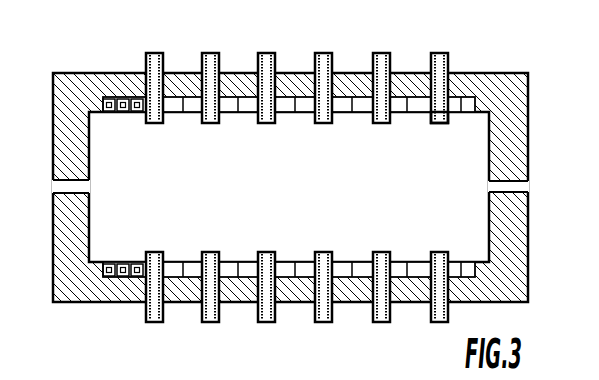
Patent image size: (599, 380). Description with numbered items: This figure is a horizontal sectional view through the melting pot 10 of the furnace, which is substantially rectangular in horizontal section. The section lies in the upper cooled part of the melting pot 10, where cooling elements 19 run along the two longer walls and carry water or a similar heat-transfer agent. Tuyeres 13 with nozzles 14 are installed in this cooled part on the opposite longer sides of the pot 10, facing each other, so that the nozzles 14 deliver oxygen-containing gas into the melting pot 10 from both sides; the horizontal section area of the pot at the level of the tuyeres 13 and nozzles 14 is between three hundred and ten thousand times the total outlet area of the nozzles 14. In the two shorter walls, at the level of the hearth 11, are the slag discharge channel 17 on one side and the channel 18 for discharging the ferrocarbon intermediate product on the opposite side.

The melting pot 10 is at (515, 277).
The hearth 11 is at (107, 237).
The tuyeres 13 is at (450, 53).
The nozzles 14 is at (435, 124).
The slag discharge channel 17 is at (85, 187).
The channel for discharge of intermediate product 18 is at (489, 188).
The cooling elements 19 is at (235, 105).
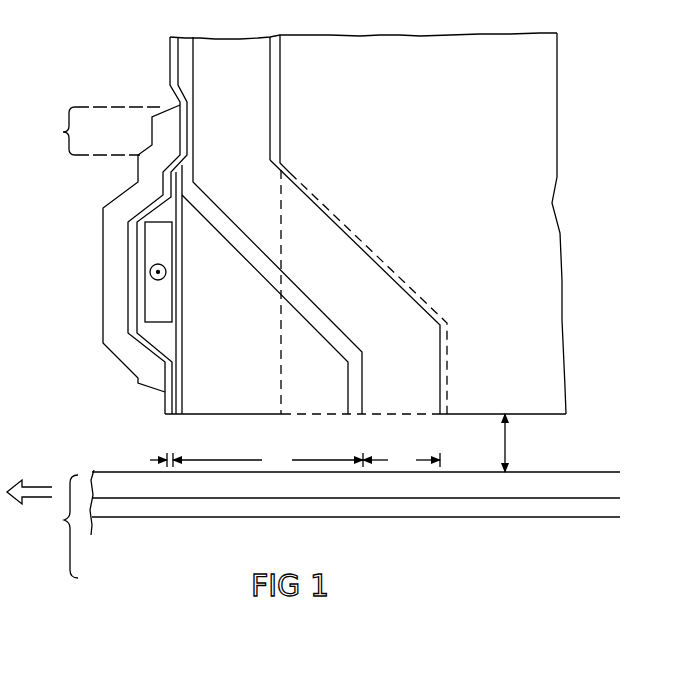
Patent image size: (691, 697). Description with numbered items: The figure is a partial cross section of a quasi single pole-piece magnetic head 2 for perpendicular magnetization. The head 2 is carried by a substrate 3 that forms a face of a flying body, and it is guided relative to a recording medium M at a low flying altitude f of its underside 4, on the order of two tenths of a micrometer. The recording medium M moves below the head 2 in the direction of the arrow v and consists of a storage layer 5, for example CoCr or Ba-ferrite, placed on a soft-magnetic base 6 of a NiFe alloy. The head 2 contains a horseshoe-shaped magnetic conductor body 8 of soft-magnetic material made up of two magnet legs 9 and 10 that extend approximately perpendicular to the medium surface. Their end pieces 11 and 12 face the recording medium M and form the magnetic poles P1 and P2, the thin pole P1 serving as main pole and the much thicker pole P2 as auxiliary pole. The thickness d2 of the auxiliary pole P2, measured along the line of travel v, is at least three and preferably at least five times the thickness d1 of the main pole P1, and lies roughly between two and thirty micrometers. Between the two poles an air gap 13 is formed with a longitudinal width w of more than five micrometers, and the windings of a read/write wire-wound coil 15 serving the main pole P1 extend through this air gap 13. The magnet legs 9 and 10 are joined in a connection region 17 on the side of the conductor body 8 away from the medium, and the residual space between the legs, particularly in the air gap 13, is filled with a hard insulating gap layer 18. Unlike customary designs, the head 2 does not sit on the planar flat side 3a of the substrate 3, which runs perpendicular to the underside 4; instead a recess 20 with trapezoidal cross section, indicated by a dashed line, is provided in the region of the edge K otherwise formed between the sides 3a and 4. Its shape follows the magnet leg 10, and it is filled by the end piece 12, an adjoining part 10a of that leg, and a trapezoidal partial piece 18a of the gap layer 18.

The magnetic head 2 is at (75, 426).
The substrate 3 is at (549, 328).
The planar flat side of substrate 3a is at (272, 90).
The underside of head 4 is at (548, 416).
The storage layer 5 is at (620, 472).
The soft-magnetic base 6 is at (620, 500).
The magnetic conductor body 8 is at (228, 50).
The magnet leg 9 is at (103, 254).
The magnet leg 10 is at (271, 134).
The part of magnet leg 10a is at (354, 265).
The end piece 11 is at (165, 407).
The end piece 12 is at (367, 416).
The air gap 13 is at (241, 418).
The read/write wire-wound coil 15 is at (158, 302).
The connection region 17 is at (97, 131).
The gap layer 18 is at (277, 225).
The partial piece of gap layer 18a is at (265, 304).
The recess 20 is at (422, 300).
The edge K is at (281, 416).
The main pole P1 is at (167, 415).
The auxiliary pole P2 is at (403, 415).
The thickness of main pole d1 is at (145, 459).
The thickness of auxiliary pole d2 is at (401, 459).
The longitudinal width of air gap w is at (268, 459).
The flying altitude f is at (507, 434).
The recording medium M is at (65, 524).
The line of travel v is at (29, 485).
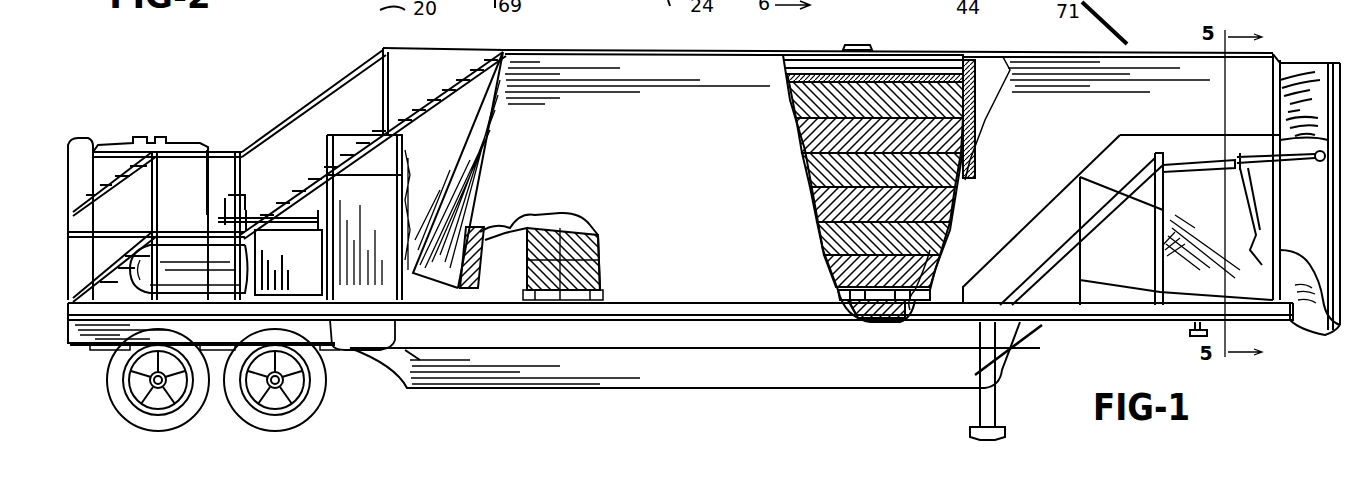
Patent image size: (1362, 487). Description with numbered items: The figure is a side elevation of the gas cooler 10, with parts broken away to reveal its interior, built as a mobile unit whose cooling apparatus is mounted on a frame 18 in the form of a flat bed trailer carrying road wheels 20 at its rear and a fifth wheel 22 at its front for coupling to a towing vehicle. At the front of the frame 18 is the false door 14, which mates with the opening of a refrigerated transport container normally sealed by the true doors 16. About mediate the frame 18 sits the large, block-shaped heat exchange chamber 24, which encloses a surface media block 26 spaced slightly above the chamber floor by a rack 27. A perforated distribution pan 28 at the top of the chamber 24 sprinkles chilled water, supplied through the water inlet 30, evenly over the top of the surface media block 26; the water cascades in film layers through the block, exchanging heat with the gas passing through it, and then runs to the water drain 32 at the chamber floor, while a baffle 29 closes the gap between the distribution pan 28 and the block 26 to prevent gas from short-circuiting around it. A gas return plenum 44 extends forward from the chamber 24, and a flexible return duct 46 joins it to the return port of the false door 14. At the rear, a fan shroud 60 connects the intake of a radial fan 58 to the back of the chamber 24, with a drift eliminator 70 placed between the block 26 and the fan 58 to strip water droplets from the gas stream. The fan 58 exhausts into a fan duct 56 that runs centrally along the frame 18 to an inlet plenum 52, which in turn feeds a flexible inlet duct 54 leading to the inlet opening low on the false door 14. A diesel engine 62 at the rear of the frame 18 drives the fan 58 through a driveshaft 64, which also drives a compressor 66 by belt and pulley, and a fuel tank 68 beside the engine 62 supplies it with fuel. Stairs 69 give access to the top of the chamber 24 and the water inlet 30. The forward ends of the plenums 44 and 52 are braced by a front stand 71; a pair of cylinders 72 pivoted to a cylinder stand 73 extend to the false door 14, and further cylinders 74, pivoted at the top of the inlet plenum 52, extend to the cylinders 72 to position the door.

The gas cooler 10 is at (800, 402).
The false door 14 is at (1330, 215).
The true doors 16 is at (1127, 18).
The frame 18 is at (85, 340).
The road wheels 20 is at (178, 412).
The fifth wheel 22 is at (1190, 335).
The heat exchange chamber 24 is at (662, 95).
The surface media block 26 is at (594, 258).
The rack 27 is at (935, 245).
The distribution pan 28 is at (816, 68).
The baffle 29 is at (963, 77).
The water inlet 30 is at (875, 46).
The water drain 32 is at (905, 315).
The gas return plenum 44 is at (1055, 75).
The flexible return duct 46 is at (1318, 72).
The inlet plenum 52 is at (1188, 232).
The flexible inlet duct 54 is at (1306, 325).
The fan duct 56 is at (388, 360).
The fan 58 is at (342, 137).
The fan shroud 60 is at (472, 178).
The engine 62 is at (182, 143).
The driveshaft 64 is at (268, 225).
The compressor 66 is at (215, 218).
The fuel tank 68 is at (195, 300).
The stairs 69 is at (390, 148).
The drift eliminator 70 is at (482, 270).
The front stand 71 is at (1275, 94).
The cylinders 72 is at (1212, 162).
The cylinder stand 73 is at (1155, 243).
The cylinders 74 is at (1240, 228).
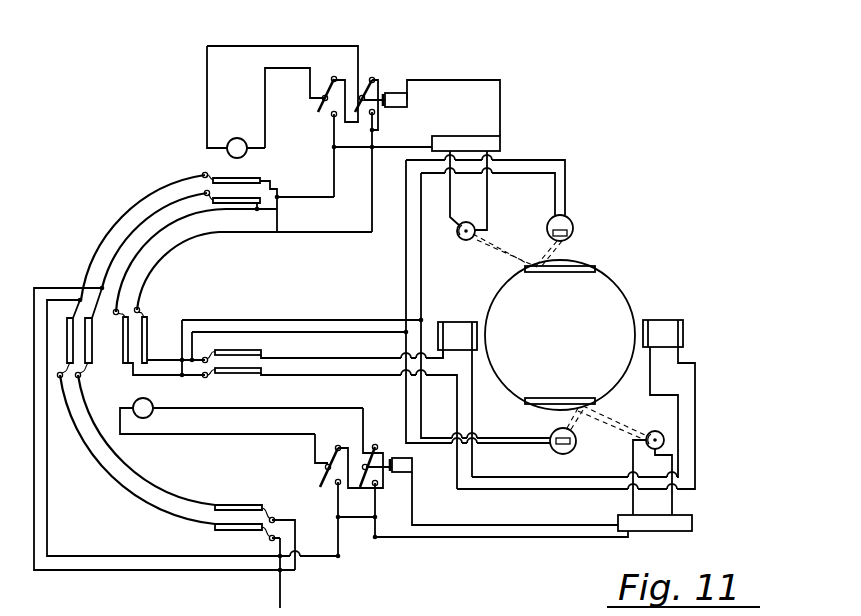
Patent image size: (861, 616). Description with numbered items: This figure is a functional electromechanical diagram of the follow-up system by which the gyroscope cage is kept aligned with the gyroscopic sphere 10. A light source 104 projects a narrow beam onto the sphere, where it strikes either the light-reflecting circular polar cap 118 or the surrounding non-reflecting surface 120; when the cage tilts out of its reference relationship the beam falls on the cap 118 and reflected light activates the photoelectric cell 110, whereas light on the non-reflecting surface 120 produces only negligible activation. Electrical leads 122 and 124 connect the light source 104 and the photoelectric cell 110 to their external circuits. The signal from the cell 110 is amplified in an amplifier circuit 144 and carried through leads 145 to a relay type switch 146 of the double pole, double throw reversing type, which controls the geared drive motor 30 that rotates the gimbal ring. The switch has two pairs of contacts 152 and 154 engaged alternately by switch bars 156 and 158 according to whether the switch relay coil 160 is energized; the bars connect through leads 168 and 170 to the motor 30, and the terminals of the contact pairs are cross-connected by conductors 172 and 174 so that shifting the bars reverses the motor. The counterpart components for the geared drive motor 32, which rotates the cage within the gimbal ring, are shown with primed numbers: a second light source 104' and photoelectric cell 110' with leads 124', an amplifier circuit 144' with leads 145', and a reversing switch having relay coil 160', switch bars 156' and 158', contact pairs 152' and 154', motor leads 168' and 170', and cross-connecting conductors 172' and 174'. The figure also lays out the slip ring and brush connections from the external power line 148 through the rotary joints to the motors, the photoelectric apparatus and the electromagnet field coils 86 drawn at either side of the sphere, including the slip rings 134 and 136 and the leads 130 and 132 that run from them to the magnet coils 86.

The gyroscopic sphere 10 is at (636, 299).
The geared drive motor 30 is at (228, 151).
The geared drive motor 32 is at (135, 404).
The electromagnet coil 86 is at (451, 322).
The light source 104 is at (585, 223).
The photoelectric cell 110 is at (460, 246).
The circular polar cap 118 is at (580, 267).
The non-reflecting surface 120 is at (590, 292).
The electrical leads 122 is at (567, 181).
The electrical leads 124 is at (492, 190).
The lead 130 is at (352, 358).
The lead 132 is at (378, 377).
The slip ring 134 is at (256, 349).
The slip ring 136 is at (252, 374).
The amplifier circuit 144 is at (495, 138).
The leads 145 is at (398, 128).
The relay type switch 146 is at (376, 80).
The external power line 148 is at (283, 600).
The contacts 152 is at (361, 129).
The contacts 154 is at (368, 53).
The switch bar 156 is at (301, 87).
The switch bar 158 is at (420, 96).
The switch relay coil 160 is at (432, 108).
The lead 168 is at (295, 98).
The lead 170 is at (282, 82).
The conductor 172 is at (335, 181).
The conductor 174 is at (307, 100).
The lead 170' is at (346, 436).
The lead 168' is at (300, 448).
The switch bar 156' is at (302, 473).
The conductor 174' is at (319, 480).
The contacts 154' is at (349, 432).
The conductor 172' is at (386, 453).
The switch relay coil 160' is at (492, 490).
The switch bar 158' is at (414, 489).
The contacts 152' is at (356, 518).
The leads 145' is at (501, 517).
The amplifier circuit 144' is at (679, 526).
The light source 104' is at (578, 451).
The photoelectric cell 110' is at (686, 472).
The electrical leads 124' is at (681, 498).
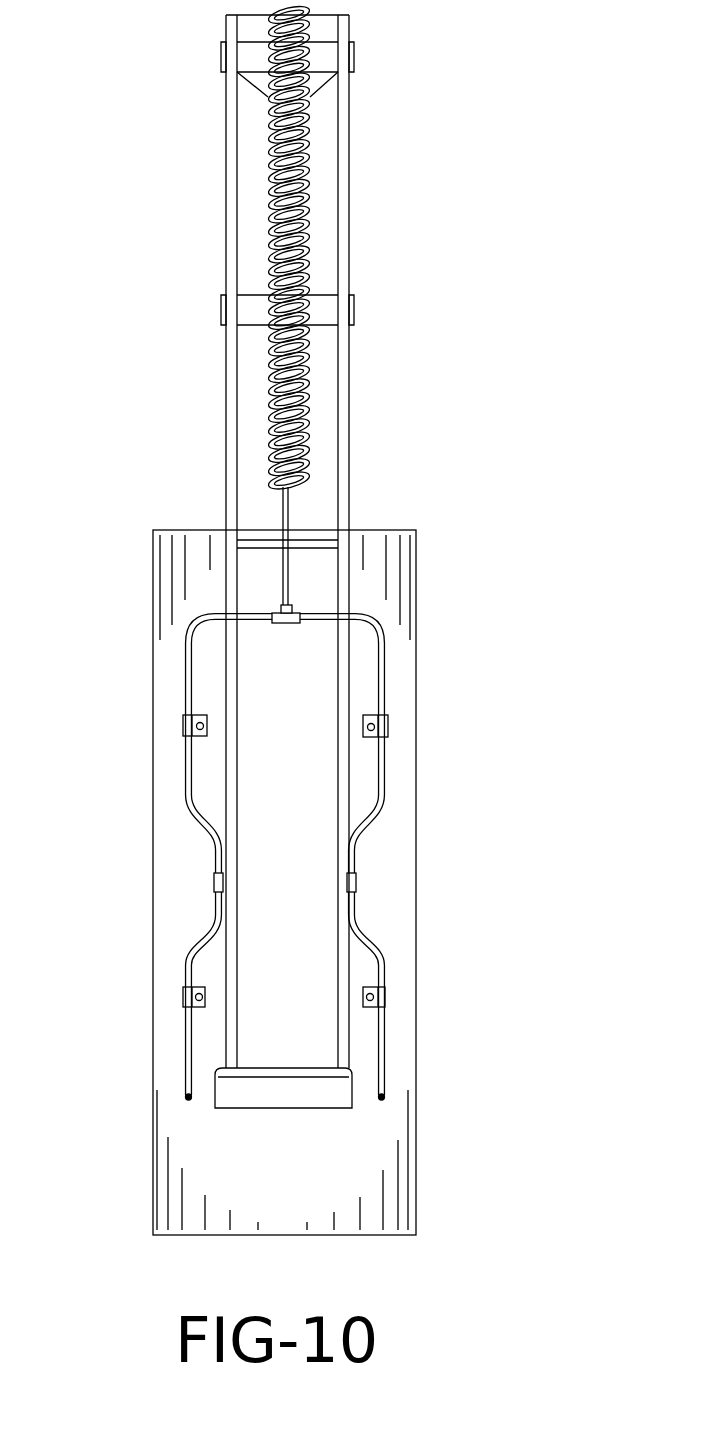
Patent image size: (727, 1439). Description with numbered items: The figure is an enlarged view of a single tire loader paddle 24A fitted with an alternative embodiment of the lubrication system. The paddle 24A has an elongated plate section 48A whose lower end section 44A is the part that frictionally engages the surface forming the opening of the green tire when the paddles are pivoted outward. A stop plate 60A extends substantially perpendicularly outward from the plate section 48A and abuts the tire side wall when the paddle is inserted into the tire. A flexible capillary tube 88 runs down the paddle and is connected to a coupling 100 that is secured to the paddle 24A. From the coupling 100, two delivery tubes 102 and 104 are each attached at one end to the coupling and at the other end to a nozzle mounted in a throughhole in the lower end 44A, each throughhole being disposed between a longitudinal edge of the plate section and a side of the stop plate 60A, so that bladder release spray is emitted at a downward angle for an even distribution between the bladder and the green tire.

The flexible capillary tube 88 is at (287, 507).
The coupling 100 is at (285, 613).
The plate section 48A is at (435, 700).
The delivery tube 102 is at (186, 771).
The delivery tube 104 is at (385, 772).
The tire loader paddle 24A is at (388, 890).
The stop plate 60A is at (283, 1095).
The lower end section 44A is at (435, 1133).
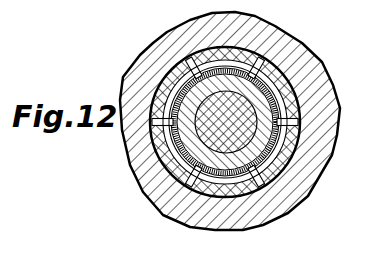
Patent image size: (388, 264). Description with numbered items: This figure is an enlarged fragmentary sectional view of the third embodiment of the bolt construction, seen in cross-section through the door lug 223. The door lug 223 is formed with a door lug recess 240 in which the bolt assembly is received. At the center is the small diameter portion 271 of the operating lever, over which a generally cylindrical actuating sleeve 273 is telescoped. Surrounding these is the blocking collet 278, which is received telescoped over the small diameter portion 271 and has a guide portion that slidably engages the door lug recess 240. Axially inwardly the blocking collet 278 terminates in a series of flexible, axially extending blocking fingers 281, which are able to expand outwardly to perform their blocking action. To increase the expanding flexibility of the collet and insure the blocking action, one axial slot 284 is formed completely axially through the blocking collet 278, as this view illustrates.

The door lug 223 is at (288, 52).
The door lug recess 240 is at (188, 62).
The small diameter portion 271 is at (210, 131).
The actuating sleeve 273 is at (172, 157).
The blocking collet 278 is at (293, 106).
The blocking fingers 281 is at (180, 88).
The axial slot 284 is at (303, 130).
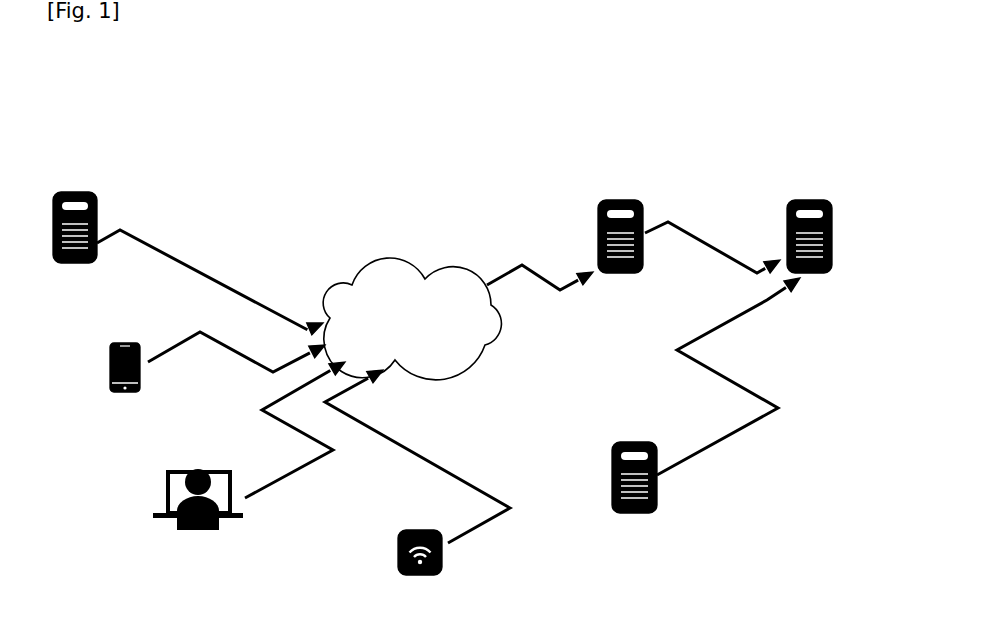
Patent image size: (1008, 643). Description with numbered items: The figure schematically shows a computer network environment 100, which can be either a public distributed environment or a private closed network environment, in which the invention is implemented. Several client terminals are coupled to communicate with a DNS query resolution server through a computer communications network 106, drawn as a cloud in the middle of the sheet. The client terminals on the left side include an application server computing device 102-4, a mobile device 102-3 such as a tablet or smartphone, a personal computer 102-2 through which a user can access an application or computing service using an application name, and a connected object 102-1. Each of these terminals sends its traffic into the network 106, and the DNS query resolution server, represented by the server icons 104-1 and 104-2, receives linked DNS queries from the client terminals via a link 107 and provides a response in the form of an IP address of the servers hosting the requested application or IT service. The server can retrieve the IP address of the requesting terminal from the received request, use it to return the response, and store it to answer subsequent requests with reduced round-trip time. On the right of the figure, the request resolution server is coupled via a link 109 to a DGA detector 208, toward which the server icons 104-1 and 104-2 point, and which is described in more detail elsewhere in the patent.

The computer network environment 100 is at (297, 203).
The connected object 102-1 is at (447, 567).
The personal computer 102-2 is at (175, 530).
The mobile device 102-3 is at (112, 388).
The application server computing device 102-4 is at (65, 180).
The DNS query resolution server 104-1 is at (658, 503).
The DNS query resolution server 104-2 is at (623, 190).
The computer communications network 106 is at (398, 265).
The link 107 is at (511, 262).
The link 109 is at (737, 255).
The DGA detector 208 is at (832, 278).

* [Work to be completed]: Present the material from its first line through the line containing "The cooling elements 19 is at (235, 105).", both included, as a Markdown table with the columns No. and Text. Number each row, skip blank lines, and leave the pictures out.

* [Task result]:
| No. | Text |
|---|---|
| 1 | Patent image size: (599, 380). Description with numbered items: This figure is a horizontal sectional view through the melting pot 10 of the furnace, which is substantially rectangular in horizontal section. The section lies in the upper cooled part of the melting pot 10, where cooling elements 19 run along the two longer walls and carry water or a similar heat-transfer agent. Tuyeres 13 with nozzles 14 are installed in this cooled part on the opposite longer sides of the pot 10, facing each other, so that the nozzles 14 deliver oxygen-containing gas into the melting pot 10 from both sides; the horizontal section area of the pot at the level of the tuyeres 13 and nozzles 14 is between three hundred and ten thousand times the total outlet area of the nozzles 14. In the two shorter walls, at the level of the hearth 11, are the slag discharge channel 17 on one side and the channel 18 for discharging the ferrocarbon intermediate product on the opposite side. |
| 2 | The melting pot 10 is at (515, 277). |
| 3 | The hearth 11 is at (107, 237). |
| 4 | The tuyeres 13 is at (450, 53). |
| 5 | The nozzles 14 is at (435, 124). |
| 6 | The slag discharge channel 17 is at (85, 187). |
| 7 | The channel for discharge of intermediate product 18 is at (489, 188). |
| 8 | The cooling elements 19 is at (235, 105). |